Objectives
A: What questions does the interviewer ask in the home studio interview? List every one.
B: Can you duplicate the home studio interview word for word from "Were you using" to "towards those amps."?

Selected text
━━━━━━━━━━━━━━━━━━━━

In terms of your studio workplace at home, did you expand on the gear you had at the start of lockdown?
“A little bit, nothing too grand. I think I just expanded my audio interface – I switched over to the Universal Audio stuff which I really love. It’s pretty amazing everything you can do with it. So there was a little bit of a learning curve initially and interestingly enough there’s a song on the record called Moonshot and it was my practice session. It was the first song I tried to out together with this new interface and it was written in two hours, it was just kind of an exercise in learning how to use this gear. And it ended up being a song that made the record.
“That was the only change. It wasn’t as if I totally redid my studio or anything. I just wanted to get to work – I just wanted to get cracking.”
Has it surprised you how good the results can be in a home recording environment now?
“Mindblowing. Crazy. I mean Jeez… what are they going to do next? How can they top all this, right? The only thing you can do at this point is for them to develop some kind of Thunderbolt cable that plug into your brain and whatever your brain says, it immediately spits it out in MIDI.”
Were you using the Universal Audio OX? I think I see one in the background there…
“I do have an OX. I didn't use it that much, I actually use that right now as a power soak more than anything so I can crank up my old Fenders. On the demos, really the only guitar sound I kept gravitating towards was UA’s ‘55 Deluxe plugin. And it’s an amazing plugin, it sounds just like an old [Fender] Deluxe.
"So what was interesting was I listened to the demos and I really liked the way that kind of amp sounds with these songs, so I went on a hunt for that particular era of Deluxes. I think it’s the 5E3 circuit. It’s very simple but it’s such an incredible sound. There’s a reason Billy Gibbons uses those and so many guys gravitate towards those amps.

━━━━━━━━━━━━━━━━━━━━

Provided records

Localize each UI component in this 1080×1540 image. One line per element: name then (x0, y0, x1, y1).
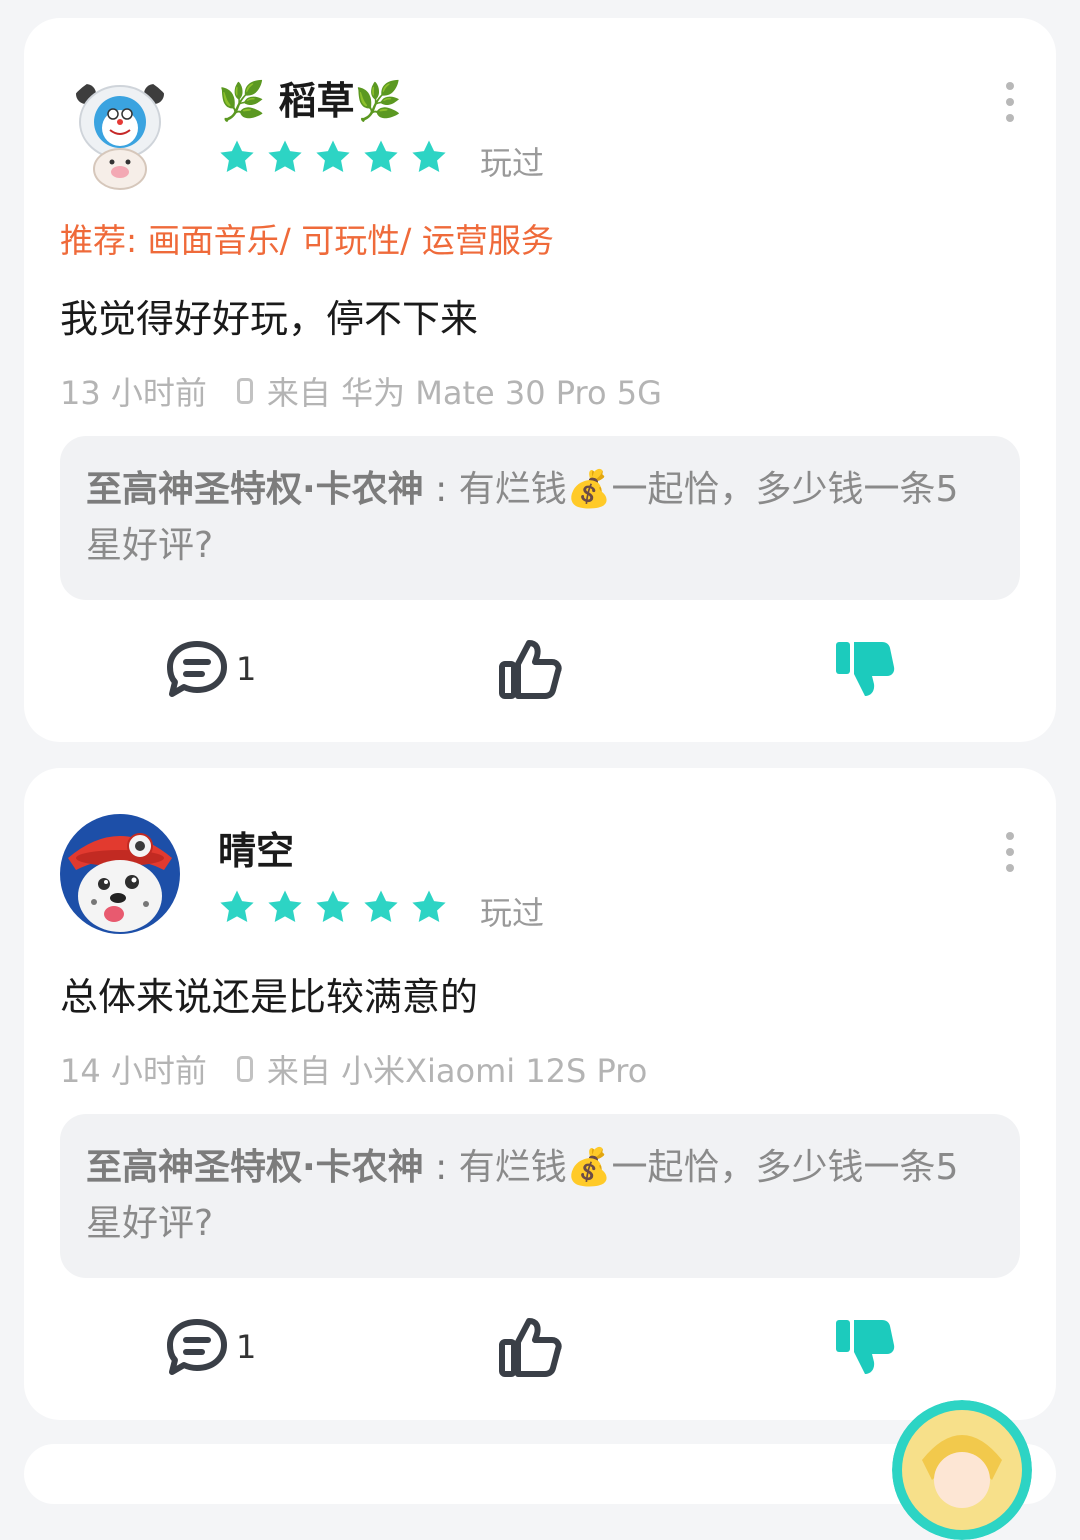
reply-separator: : (423, 469, 459, 510)
thumbs-down-icon (836, 1320, 895, 1374)
rating-stars (218, 138, 448, 176)
star-icon (412, 140, 446, 173)
action-bar: 1 (24, 1316, 1056, 1386)
review-device: 来自 小米Xiaomi 12S Pro (266, 1052, 648, 1090)
reply-author[interactable]: 至高神圣特权·卡农神 (86, 1147, 424, 1188)
like-button[interactable] (498, 638, 562, 700)
star-icon (268, 890, 302, 923)
username[interactable]: 🌿 稻草🌿 (218, 70, 402, 125)
comment-icon (167, 1319, 227, 1375)
avatar[interactable] (60, 74, 180, 194)
reply-box[interactable]: 至高神圣特权·卡农神 : 有烂钱💰一起恰，多少钱一条5星好评? (60, 436, 1020, 600)
review-text: 我觉得好好玩，停不下来 (60, 297, 479, 341)
played-label: 玩过 (480, 144, 545, 182)
star-icon (220, 140, 254, 173)
star-icon (316, 890, 350, 923)
review-card: 晴空 玩过 总体来说还是比较满意的 14 小时前 来自 小米Xiaomi 12S… (24, 768, 1056, 1420)
comment-button[interactable]: 1 (164, 1316, 256, 1378)
star-icon (364, 890, 398, 923)
avatar[interactable] (60, 814, 180, 934)
comment-button[interactable]: 1 (164, 638, 256, 700)
review-text: 总体来说还是比较满意的 (60, 975, 479, 1019)
dislike-button[interactable] (832, 638, 896, 700)
review-card (24, 1400, 1056, 1540)
phone-icon (236, 1056, 253, 1082)
action-bar: 1 (24, 638, 1056, 708)
comment-icon (167, 641, 227, 697)
star-icon (364, 140, 398, 173)
review-time: 13 小时前 (60, 374, 207, 412)
review-card: 🌿 稻草🌿 玩过 推荐: 画面音乐/ 可玩性/ 运营服务 我觉得好好玩，停不下来… (24, 18, 1056, 742)
review-device: 来自 华为 Mate 30 Pro 5G (266, 374, 662, 412)
comment-count: 1 (236, 1328, 257, 1366)
comment-count: 1 (236, 650, 257, 688)
review-meta: 13 小时前 来自 华为 Mate 30 Pro 5G (60, 368, 662, 414)
played-label: 玩过 (480, 894, 545, 932)
star-icon (220, 890, 254, 923)
star-icon (268, 140, 302, 173)
thumbs-down-icon (836, 642, 895, 696)
dislike-button[interactable] (832, 1316, 896, 1378)
rating-stars (218, 888, 448, 926)
thumbs-up-icon (499, 640, 562, 699)
review-time: 14 小时前 (60, 1052, 207, 1090)
star-icon (412, 890, 446, 923)
avatar[interactable] (892, 1400, 1032, 1540)
like-button[interactable] (498, 1316, 562, 1378)
phone-icon (236, 378, 253, 404)
more-vertical-icon[interactable] (1000, 832, 1020, 872)
reply-box[interactable]: 至高神圣特权·卡农神 : 有烂钱💰一起恰，多少钱一条5星好评? (60, 1114, 1020, 1278)
username[interactable]: 晴空 (218, 820, 294, 875)
recommend-tags: 推荐: 画面音乐/ 可玩性/ 运营服务 (60, 221, 554, 260)
reply-author[interactable]: 至高神圣特权·卡农神 (86, 469, 424, 510)
star-icon (316, 140, 350, 173)
reply-separator: : (423, 1147, 459, 1188)
thumbs-up-icon (499, 1318, 562, 1377)
more-vertical-icon[interactable] (1000, 82, 1020, 122)
review-meta: 14 小时前 来自 小米Xiaomi 12S Pro (60, 1046, 647, 1092)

━━━━━━━━━━━━━━━━━━━━

Responses in order
A:
- In terms of your studio workplace at home, did you expand on the gear you had at the start of lockdown?
- Has it surprised you how good the results can be in a home recording environment now?
- Were you using the Universal Audio OX? I think I see one in the background there…

B:
Were you using the Universal Audio OX? I think I see one in the background there…
“I do have an OX. I didn't use it that much, I actually use that right now as a power soak more than anything so I can crank up my old Fenders. On the demos, really the only guitar sound I kept gravitating towards was UA’s ‘55 Deluxe plugin. And it’s an amazing plugin, it sounds just like an old [Fender] Deluxe.
"So what was interesting was I listened to the demos and I really liked the way that kind of amp sounds with these songs, so I went on a hunt for that particular era of Deluxes. I think it’s the 5E3 circuit. It’s very simple but it’s such an incredible sound. There’s a reason Billy Gibbons uses those and so many guys gravitate towards those amps.